§ ACTIONS TO TAKE
**a.** In the passage on Mossadeq's overthrow, whom did the CIA choose as prime minister?
**b.** Echo the passage on Mossadeq's overthrow word for word, between "Chief of the" and "by the CIA.", inclusive.

§ SELECTED EXTRACT

For this he would be removed in a coup by MI5 and the CIA, imprisoned for 3 years then put under house arrest until his death.

Britain was determined to bring about regime change so orchestrated a world-wide boycott of Iranian oil, froze Iran’s sterling assets and threatened legal action against anyone purchasing oil produced in the formerly British-controlled refineries. The Iranian economy was soon in ruins.... Sounds familiar, doesn't it?

America was reluctant at first to join Britain’s destructive game but Churchill (prime minister at this time) let it be known that Mossadeq was turning communist and pushing Iran into Russia's arms at a time when Cold War anxiety was high. That was enough to bring America's new president, Eisenhower, on board and plotting with Britain to bring Mossadeq down.

Chief of the CIA's Near East and Africa division, Kermit Roosevelt Jr, played the lead in a nasty game of provocation, mayhem and deception. Shah Mohammad Reza Pahlavi signed two decrees, one dismissing Mossadeq and the other nominating the CIA's choice, General Fazlollah Zahedi, as prime minister. These decrees were written as dictated by the CIA.

§ LISTING
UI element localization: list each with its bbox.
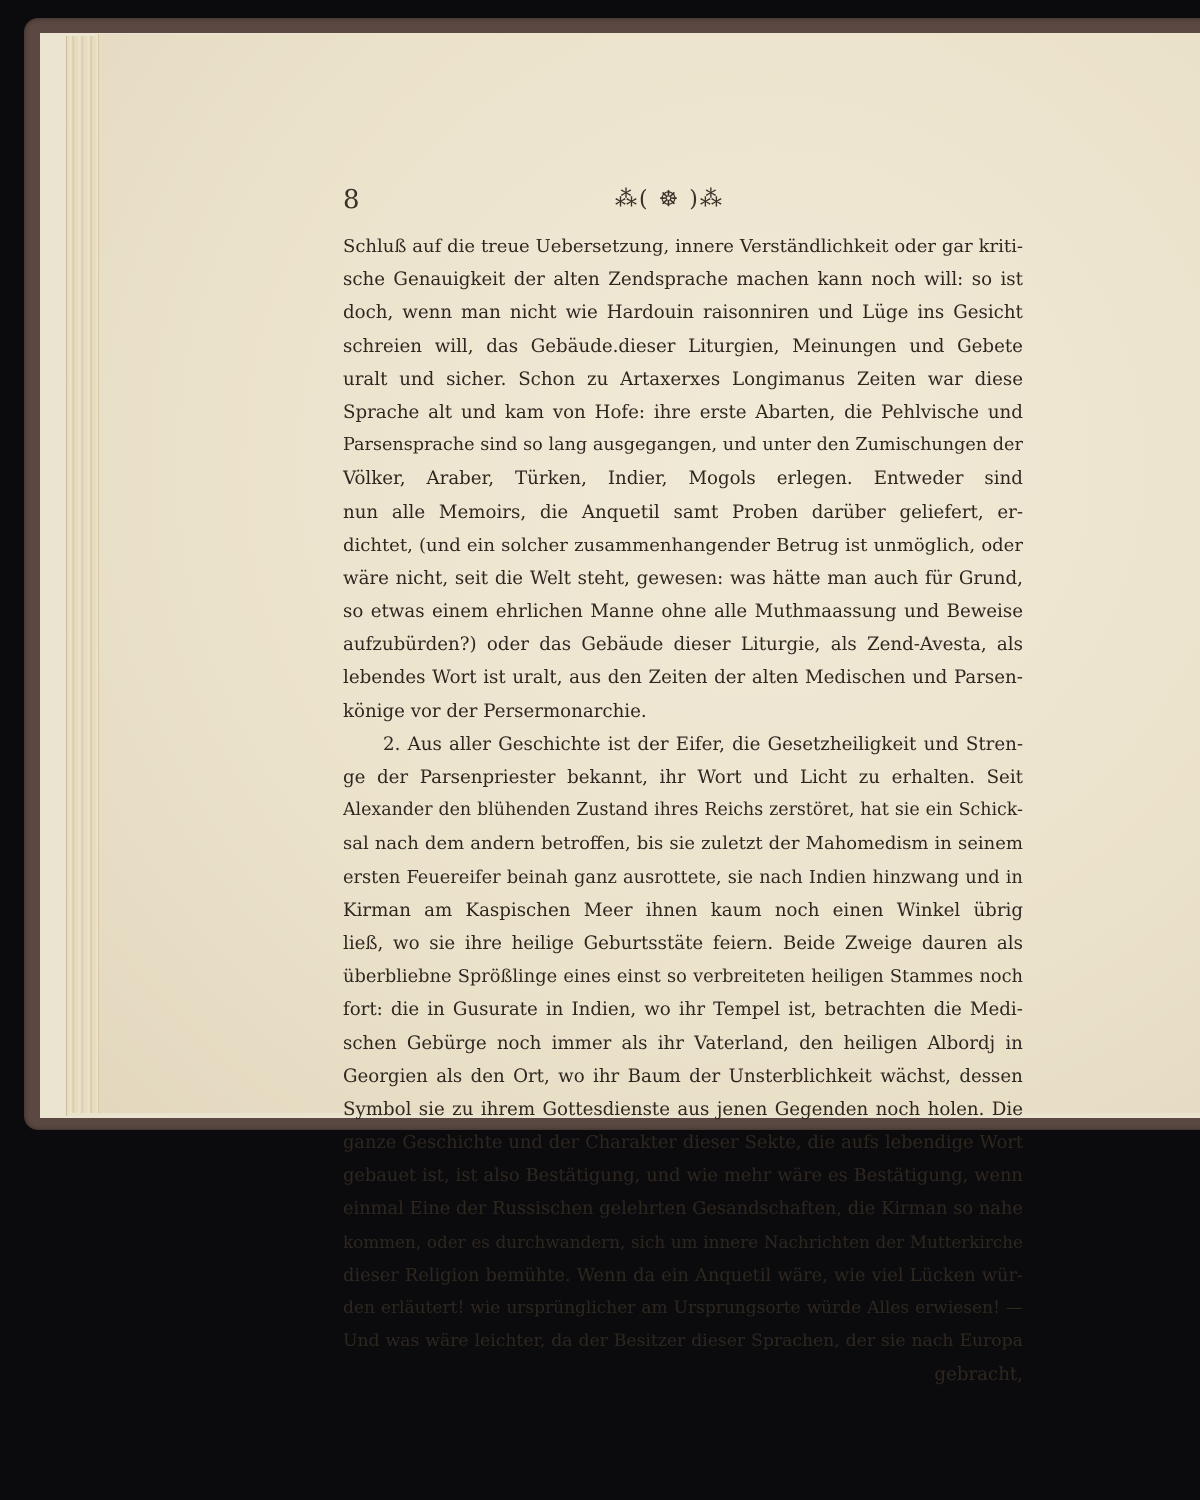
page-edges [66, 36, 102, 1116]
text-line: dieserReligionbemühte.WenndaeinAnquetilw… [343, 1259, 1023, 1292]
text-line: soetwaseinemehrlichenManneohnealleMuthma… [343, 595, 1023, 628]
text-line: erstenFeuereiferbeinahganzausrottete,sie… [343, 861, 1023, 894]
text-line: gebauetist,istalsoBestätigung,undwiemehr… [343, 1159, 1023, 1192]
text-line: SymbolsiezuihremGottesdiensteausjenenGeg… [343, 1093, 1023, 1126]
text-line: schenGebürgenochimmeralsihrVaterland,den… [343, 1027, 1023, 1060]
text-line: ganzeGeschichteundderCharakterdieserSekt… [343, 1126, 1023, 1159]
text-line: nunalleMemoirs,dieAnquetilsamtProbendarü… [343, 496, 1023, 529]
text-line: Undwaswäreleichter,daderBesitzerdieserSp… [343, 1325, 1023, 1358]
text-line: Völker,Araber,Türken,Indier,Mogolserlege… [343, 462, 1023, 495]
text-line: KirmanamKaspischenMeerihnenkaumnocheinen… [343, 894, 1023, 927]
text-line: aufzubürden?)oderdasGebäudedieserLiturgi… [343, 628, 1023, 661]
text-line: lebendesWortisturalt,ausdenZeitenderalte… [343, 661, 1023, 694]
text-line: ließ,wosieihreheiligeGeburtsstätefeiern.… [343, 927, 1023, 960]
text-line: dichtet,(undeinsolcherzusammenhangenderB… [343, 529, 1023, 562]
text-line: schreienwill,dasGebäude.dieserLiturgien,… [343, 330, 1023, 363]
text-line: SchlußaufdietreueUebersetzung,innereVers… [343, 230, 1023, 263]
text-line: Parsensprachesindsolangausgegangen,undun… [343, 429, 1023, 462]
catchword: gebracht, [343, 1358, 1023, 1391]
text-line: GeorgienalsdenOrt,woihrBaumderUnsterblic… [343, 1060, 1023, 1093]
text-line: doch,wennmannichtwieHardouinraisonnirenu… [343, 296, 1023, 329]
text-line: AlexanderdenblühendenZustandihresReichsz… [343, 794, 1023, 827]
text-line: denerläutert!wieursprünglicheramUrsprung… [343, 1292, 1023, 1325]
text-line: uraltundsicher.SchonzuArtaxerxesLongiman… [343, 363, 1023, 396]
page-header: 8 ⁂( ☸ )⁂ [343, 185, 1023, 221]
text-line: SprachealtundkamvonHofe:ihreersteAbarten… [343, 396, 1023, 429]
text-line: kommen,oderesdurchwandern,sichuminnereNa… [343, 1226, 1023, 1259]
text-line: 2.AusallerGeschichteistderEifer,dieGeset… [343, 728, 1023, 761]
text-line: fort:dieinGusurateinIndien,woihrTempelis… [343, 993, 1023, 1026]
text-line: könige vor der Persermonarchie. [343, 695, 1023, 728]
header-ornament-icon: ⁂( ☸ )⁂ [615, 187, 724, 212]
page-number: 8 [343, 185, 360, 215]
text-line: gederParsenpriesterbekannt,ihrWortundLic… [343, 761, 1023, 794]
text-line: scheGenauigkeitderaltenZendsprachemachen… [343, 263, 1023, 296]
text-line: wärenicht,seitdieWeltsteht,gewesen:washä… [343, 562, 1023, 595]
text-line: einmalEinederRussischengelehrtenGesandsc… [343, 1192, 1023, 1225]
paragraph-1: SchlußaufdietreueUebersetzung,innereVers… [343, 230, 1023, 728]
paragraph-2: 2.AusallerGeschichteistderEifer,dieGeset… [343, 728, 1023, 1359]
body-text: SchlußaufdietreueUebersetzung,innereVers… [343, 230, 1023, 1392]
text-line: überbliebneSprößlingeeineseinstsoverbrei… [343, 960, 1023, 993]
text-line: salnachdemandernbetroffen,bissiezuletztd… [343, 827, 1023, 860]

§ ANSWER SET
**a.** General Fazlollah Zahedi

**b.**
Chief of the CIA's Near East and Africa division, Kermit Roosevelt Jr, played the lead in a nasty game of provocation, mayhem and deception. Shah Mohammad Reza Pahlavi signed two decrees, one dismissing Mossadeq and the other nominating the CIA's choice, General Fazlollah Zahedi, as prime minister. These decrees were written as dictated by the CIA.